### INSTRUCTION
Pick out every line that holds the string "positioning" and copy it.
▬▬▬
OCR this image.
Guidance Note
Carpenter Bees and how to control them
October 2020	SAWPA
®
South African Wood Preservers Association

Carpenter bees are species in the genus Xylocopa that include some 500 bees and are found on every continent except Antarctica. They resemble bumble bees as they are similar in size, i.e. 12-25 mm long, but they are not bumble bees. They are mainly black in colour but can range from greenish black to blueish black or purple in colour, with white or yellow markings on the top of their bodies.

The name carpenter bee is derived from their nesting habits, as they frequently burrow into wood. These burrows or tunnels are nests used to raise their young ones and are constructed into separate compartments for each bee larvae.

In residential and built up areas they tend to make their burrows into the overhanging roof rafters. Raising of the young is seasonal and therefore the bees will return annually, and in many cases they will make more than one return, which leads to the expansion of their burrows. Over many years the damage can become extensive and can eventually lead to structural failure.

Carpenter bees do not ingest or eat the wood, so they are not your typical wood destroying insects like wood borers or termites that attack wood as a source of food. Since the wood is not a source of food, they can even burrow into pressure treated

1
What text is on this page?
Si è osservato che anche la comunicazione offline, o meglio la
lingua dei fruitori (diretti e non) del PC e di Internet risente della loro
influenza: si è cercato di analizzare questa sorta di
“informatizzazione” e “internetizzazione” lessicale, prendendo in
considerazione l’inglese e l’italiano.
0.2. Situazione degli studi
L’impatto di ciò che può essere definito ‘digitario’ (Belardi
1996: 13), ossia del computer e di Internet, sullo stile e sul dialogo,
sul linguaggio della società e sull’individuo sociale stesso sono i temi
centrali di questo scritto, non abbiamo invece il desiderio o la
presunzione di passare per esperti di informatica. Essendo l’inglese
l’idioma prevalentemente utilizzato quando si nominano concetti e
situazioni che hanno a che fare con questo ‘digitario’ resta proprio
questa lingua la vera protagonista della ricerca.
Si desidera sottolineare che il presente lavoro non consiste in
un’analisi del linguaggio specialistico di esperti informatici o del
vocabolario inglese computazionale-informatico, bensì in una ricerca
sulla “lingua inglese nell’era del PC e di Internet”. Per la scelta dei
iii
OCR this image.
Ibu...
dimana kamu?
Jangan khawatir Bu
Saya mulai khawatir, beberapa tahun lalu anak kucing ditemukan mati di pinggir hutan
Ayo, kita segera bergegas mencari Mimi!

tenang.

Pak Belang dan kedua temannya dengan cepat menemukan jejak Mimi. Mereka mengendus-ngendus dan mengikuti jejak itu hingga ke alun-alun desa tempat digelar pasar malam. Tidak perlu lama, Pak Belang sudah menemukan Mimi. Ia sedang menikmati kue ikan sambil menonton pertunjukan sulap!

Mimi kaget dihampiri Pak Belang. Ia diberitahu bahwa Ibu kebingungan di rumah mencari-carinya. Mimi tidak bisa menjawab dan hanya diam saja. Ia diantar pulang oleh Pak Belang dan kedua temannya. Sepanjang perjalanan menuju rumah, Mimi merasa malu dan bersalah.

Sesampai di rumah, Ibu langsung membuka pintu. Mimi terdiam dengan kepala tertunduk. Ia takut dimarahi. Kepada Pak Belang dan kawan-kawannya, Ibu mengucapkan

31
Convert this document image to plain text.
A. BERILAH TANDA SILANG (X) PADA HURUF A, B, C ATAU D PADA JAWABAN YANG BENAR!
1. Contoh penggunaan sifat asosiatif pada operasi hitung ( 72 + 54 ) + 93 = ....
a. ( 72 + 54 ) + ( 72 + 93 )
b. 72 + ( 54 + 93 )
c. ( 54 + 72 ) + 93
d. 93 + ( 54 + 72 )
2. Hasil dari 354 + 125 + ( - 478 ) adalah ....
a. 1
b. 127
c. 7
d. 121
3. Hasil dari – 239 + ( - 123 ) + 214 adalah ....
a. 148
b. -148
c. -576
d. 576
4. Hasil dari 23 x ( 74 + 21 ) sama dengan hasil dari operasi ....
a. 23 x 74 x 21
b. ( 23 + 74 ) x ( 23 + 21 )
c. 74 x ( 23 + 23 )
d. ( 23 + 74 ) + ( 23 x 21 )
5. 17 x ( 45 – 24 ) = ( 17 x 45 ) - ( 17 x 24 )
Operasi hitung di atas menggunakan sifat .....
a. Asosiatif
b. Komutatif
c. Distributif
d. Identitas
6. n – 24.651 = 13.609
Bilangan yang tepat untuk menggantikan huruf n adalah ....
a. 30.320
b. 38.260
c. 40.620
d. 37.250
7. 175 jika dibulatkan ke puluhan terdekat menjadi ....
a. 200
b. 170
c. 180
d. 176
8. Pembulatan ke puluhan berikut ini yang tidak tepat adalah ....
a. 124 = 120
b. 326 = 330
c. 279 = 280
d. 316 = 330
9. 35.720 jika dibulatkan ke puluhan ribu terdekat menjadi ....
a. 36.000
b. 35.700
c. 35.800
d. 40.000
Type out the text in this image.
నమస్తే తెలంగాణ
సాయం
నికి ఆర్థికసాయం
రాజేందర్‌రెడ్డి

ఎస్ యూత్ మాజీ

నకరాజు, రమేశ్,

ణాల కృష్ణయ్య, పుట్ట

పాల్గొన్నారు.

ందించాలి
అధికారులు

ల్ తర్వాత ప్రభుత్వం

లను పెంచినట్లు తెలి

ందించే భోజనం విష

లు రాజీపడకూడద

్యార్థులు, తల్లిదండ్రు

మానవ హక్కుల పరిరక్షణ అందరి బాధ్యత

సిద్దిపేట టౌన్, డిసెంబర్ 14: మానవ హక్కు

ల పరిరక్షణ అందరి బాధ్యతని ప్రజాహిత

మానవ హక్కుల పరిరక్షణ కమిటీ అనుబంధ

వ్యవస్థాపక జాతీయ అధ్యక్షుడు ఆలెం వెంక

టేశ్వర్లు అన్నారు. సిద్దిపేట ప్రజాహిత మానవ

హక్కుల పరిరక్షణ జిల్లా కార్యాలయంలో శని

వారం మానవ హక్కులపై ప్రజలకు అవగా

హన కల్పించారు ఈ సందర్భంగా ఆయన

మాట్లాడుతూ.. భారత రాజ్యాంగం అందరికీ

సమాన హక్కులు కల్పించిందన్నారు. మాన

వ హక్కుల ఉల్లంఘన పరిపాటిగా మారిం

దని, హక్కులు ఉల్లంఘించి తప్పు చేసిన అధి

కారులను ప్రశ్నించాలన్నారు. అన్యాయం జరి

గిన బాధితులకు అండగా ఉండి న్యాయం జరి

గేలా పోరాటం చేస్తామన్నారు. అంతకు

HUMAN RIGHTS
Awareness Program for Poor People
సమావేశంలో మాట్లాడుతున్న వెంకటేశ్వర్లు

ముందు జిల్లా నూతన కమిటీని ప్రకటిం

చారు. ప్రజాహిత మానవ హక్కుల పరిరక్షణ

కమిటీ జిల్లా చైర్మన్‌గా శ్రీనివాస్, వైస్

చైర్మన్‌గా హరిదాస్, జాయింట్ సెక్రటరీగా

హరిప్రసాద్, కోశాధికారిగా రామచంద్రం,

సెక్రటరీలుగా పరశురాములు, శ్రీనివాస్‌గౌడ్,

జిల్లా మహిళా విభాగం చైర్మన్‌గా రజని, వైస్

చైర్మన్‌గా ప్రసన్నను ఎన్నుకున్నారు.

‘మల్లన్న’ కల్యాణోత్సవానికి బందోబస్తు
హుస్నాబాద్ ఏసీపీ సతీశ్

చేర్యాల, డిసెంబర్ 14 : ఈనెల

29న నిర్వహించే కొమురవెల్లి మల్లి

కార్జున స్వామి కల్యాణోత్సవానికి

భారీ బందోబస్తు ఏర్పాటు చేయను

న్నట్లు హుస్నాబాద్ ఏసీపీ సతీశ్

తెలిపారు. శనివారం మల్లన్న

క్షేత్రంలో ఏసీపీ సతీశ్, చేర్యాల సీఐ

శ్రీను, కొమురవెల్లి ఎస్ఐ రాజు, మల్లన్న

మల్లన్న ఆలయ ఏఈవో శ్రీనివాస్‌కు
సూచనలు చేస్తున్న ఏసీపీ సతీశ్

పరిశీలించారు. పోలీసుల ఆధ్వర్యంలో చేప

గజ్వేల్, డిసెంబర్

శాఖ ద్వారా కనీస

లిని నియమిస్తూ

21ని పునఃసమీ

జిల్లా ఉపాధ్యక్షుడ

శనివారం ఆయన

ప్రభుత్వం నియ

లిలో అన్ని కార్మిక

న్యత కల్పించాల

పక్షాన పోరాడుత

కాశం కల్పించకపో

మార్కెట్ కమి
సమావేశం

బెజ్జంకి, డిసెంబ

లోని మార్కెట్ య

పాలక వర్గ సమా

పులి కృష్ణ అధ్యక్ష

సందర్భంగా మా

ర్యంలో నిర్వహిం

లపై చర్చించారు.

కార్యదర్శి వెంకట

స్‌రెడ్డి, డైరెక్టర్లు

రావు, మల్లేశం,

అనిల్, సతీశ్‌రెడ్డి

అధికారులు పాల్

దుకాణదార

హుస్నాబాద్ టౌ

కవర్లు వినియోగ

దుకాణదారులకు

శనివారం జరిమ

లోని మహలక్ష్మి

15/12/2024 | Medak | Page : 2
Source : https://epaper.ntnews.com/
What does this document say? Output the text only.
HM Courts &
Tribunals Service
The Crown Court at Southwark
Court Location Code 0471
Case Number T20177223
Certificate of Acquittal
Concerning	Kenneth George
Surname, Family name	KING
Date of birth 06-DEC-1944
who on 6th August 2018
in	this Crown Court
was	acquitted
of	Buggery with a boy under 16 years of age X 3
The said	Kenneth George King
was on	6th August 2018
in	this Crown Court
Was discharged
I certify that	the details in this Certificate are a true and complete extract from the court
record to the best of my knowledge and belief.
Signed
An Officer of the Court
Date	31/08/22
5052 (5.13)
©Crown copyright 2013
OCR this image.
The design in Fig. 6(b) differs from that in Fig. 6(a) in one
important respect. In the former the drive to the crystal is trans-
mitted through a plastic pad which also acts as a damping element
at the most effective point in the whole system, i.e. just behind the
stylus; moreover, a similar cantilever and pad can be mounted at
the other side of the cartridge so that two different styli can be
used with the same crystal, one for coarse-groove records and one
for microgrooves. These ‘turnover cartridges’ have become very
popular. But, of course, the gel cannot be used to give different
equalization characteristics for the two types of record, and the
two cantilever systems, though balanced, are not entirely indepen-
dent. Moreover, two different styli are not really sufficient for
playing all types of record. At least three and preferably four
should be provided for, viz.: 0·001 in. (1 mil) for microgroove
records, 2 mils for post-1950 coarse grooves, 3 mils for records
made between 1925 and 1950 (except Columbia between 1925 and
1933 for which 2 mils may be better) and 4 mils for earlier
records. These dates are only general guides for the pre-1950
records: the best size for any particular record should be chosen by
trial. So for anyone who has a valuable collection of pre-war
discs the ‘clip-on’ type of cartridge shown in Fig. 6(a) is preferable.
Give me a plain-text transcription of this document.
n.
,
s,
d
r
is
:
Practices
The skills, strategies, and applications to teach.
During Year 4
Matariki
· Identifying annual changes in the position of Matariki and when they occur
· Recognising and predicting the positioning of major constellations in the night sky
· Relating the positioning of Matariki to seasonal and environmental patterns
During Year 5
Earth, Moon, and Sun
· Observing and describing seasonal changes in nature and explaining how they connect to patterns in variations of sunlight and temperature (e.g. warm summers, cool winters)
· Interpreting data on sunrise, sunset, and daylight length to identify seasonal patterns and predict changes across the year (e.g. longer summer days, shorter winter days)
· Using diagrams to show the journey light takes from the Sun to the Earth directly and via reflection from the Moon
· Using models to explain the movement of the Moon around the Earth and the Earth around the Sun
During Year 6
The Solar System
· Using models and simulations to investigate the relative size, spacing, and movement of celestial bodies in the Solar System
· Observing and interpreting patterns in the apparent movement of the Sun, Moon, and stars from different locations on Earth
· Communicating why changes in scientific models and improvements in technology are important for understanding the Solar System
▬▬▬
### EXPECTED OUTPUT
· Recognising and predicting the positioning of major constellations in the night sky
· Relating the positioning of Matariki to seasonal and environmental patterns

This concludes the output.